> Saved data entries:
----------------------------------------

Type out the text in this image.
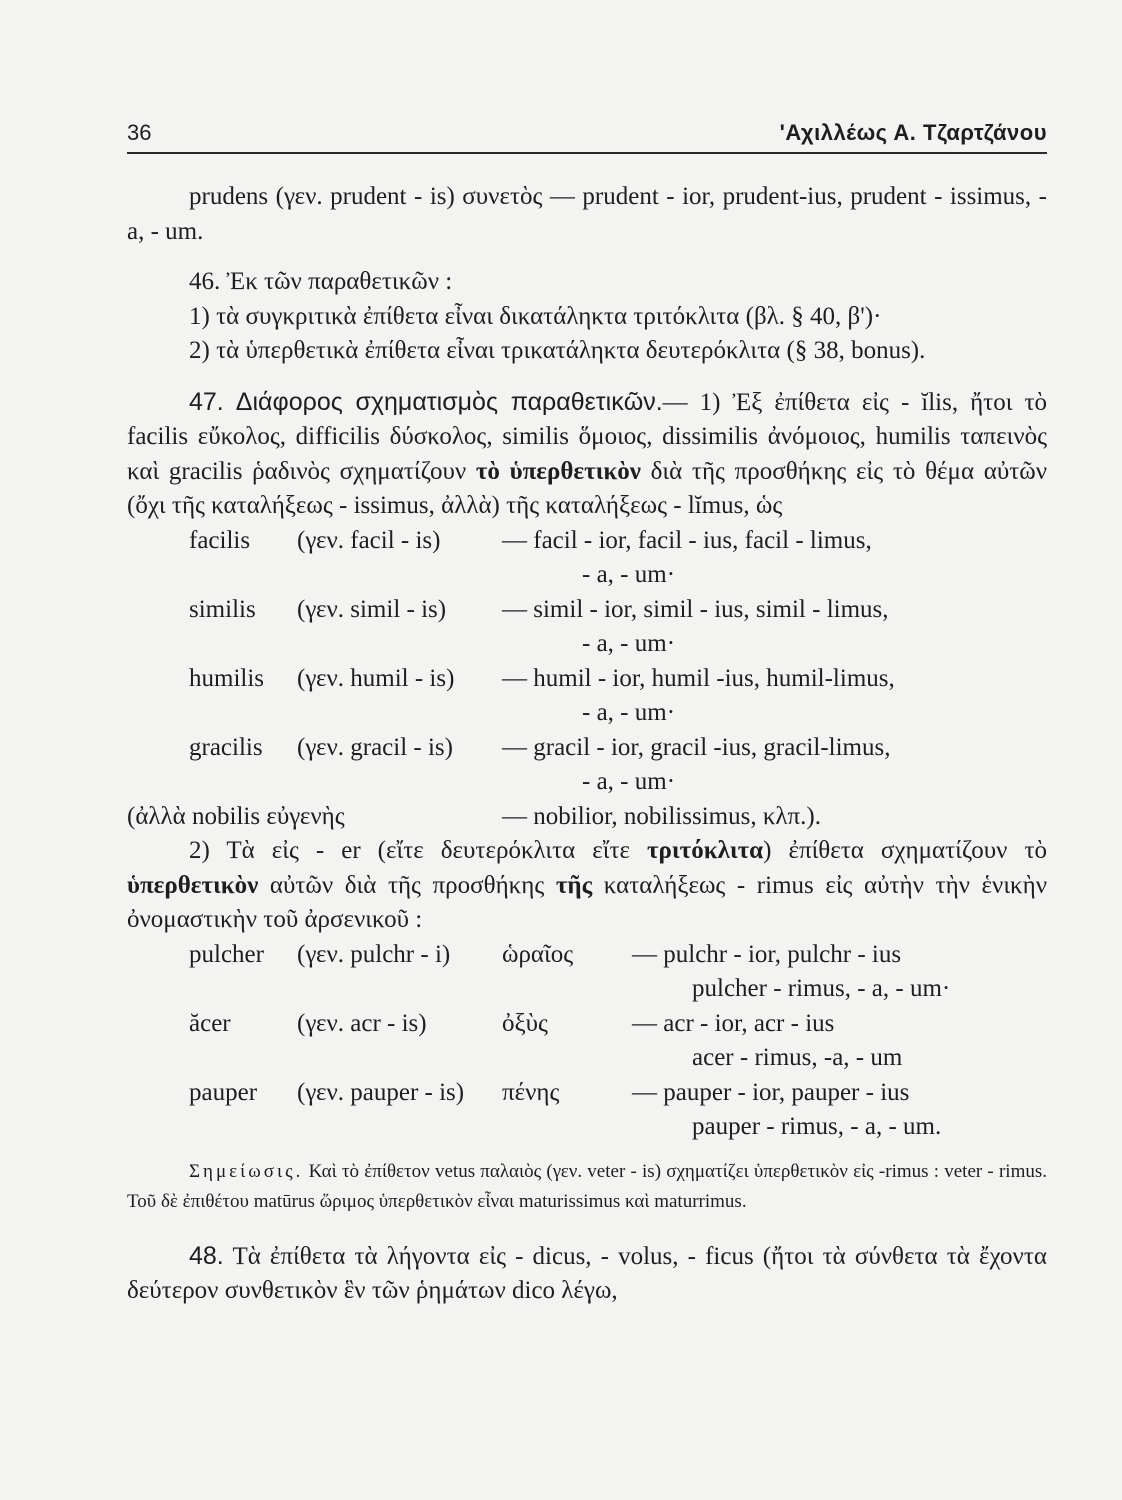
36	'Αχιλλέως Α. Τζαρτζάνου

prudens (γεν. prudent - is) συνετὸς — prudent - ior, prudent-ius, prudent - issimus, - a, - um.

46. Ἐκ τῶν παραθετικῶν :

1) τὰ συγκριτικὰ ἐπίθετα εἶναι δικατάληκτα τριτόκλιτα (βλ. § 40, β')·

2) τὰ ὑπερθετικὰ ἐπίθετα εἶναι τρικατάληκτα δευτερόκλιτα (§ 38, bonus).

47. Διάφορος σχηματισμὸς παραθετικῶν.— 1) Ἐξ ἐπίθετα εἰς - ĭlis, ἤτοι τὸ facilis εὔκολος, difficilis δύσκολος, similis ὅμοιος, dissimilis ἀνόμοιος, humilis ταπεινὸς καὶ gracilis ῥαδινὸς σχηματίζουν τὸ ὑπερθετικὸν διὰ τῆς προσθήκης εἰς τὸ θέμα αὐτῶν (ὄχι τῆς καταλήξεως - issimus, ἀλλὰ) τῆς καταλήξεως - lĭmus, ὡς

facilis (γεν. facil - is) — facil - ior, facil - ius, facil - limus,
- a, - um·
similis (γεν. simil - is) — simil - ior, simil - ius, simil - limus,
- a, - um·
humilis (γεν. humil - is) — humil - ior, humil -ius, humil-limus,
- a, - um·
gracilis (γεν. gracil - is) — gracil - ior, gracil -ius, gracil-limus,
- a, - um·
(ἀλλὰ nobilis εὐγενὴς	— nobilior, nobilissimus, κλπ.).

2) Τὰ εἰς - er (εἴτε δευτερόκλιτα εἴτε τριτόκλιτα) ἐπίθετα σχηματίζουν τὸ ὑπερθετικὸν αὐτῶν διὰ τῆς προσθήκης τῆς καταλήξεως - rimus εἰς αὐτὴν τὴν ἑνικὴν ὀνομαστικὴν τοῦ ἀρσενικοῦ :

pulcher (γεν. pulchr - i) ὡραῖος — pulchr - ior, pulchr - ius
pulcher - rimus, - a, - um·
ăcer	(γεν. acr - is)	ὀξὺς	— acr - ior, acr - ius
acer - rimus, -a, - um
pauper (γεν. pauper - is) πένης	— pauper - ior, pauper - ius
pauper - rimus, - a, - um.

Σημείωσις. Καὶ τὸ ἐπίθετον vetus παλαιὸς (γεν. veter - is) σχηματίζει ὑπερθετικὸν εἰς -rimus : veter - rimus. Τοῦ δὲ ἐπιθέτου matūrus ὥριμος ὑπερθετικὸν εἶναι maturissimus καὶ maturrimus.

48. Τὰ ἐπίθετα τὰ λήγοντα εἰς - dicus, - volus, - ficus (ἤτοι τὰ σύνθετα τὰ ἔχοντα δεύτερον συνθετικὸν ἓν τῶν ῥημάτων dico λέγω,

----------------------------------------

> Set task:
Gather each line in the entries above where the string "facilis" is found.

> Finished task:
47. Διάφορος σχηματισμὸς παραθετικῶν.— 1) Ἐξ ἐπίθετα εἰς - ĭlis, ἤτοι τὸ facilis εὔκολος, difficilis δύσκολος, similis ὅμοιος, dissimilis ἀνόμοιος, humilis ταπεινὸς καὶ gracilis ῥαδινὸς σχηματίζουν τὸ ὑπερθετικὸν διὰ τῆς προσθήκης εἰς τὸ θέμα αὐτῶν (ὄχι τῆς καταλήξεως - issimus, ἀλλὰ) τῆς καταλήξεως - lĭmus, ὡς
facilis (γεν. facil - is) — facil - ior, facil - ius, facil - limus,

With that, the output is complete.